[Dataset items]
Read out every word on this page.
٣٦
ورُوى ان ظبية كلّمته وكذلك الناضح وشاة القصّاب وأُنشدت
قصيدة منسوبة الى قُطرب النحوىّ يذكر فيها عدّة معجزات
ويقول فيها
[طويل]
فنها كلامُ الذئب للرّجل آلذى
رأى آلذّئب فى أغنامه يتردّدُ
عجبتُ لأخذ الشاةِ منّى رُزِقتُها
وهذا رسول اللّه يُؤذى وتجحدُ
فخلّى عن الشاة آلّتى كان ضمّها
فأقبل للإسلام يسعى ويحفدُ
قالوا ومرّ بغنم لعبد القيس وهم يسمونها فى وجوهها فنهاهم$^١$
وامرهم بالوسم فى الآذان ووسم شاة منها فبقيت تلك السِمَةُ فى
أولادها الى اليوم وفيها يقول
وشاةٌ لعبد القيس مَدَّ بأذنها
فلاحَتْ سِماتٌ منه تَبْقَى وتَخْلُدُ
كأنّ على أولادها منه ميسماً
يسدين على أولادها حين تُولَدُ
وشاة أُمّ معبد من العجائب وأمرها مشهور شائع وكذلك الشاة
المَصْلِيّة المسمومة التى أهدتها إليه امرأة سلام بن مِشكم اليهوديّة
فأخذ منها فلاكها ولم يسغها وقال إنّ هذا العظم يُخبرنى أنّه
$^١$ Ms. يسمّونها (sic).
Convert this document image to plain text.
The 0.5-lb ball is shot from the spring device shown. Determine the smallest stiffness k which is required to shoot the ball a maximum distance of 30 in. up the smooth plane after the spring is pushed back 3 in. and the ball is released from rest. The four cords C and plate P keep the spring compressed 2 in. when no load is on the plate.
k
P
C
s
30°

- WHAT IS ASKED: The records above should all be quoted exactly, please.

- SOLUTION FOR THIS EXERCISE:
Read out every word on this page.
٣٦
ورُوى ان ظبية كلّمته وكذلك الناضح وشاة القصّاب وأُنشدت
قصيدة منسوبة الى قُطرب النحوىّ يذكر فيها عدّة معجزات
ويقول فيها
[طويل]
فنها كلامُ الذئب للرّجل آلذى
رأى آلذّئب فى أغنامه يتردّدُ
عجبتُ لأخذ الشاةِ منّى رُزِقتُها
وهذا رسول اللّه يُؤذى وتجحدُ
فخلّى عن الشاة آلّتى كان ضمّها
فأقبل للإسلام يسعى ويحفدُ
قالوا ومرّ بغنم لعبد القيس وهم يسمونها فى وجوهها فنهاهم$^١$
وامرهم بالوسم فى الآذان ووسم شاة منها فبقيت تلك السِمَةُ فى
أولادها الى اليوم وفيها يقول
وشاةٌ لعبد القيس مَدَّ بأذنها
فلاحَتْ سِماتٌ منه تَبْقَى وتَخْلُدُ
كأنّ على أولادها منه ميسماً
يسدين على أولادها حين تُولَدُ
وشاة أُمّ معبد من العجائب وأمرها مشهور شائع وكذلك الشاة
المَصْلِيّة المسمومة التى أهدتها إليه امرأة سلام بن مِشكم اليهوديّة
فأخذ منها فلاكها ولم يسغها وقال إنّ هذا العظم يُخبرنى أنّه
$^١$ Ms. يسمّونها (sic).
Convert this document image to plain text.
The 0.5-lb ball is shot from the spring device shown. Determine the smallest stiffness k which is required to shoot the ball a maximum distance of 30 in. up the smooth plane after the spring is pushed back 3 in. and the ball is released from rest. The four cords C and plate P keep the spring compressed 2 in. when no load is on the plate.
k
P
C
s
30°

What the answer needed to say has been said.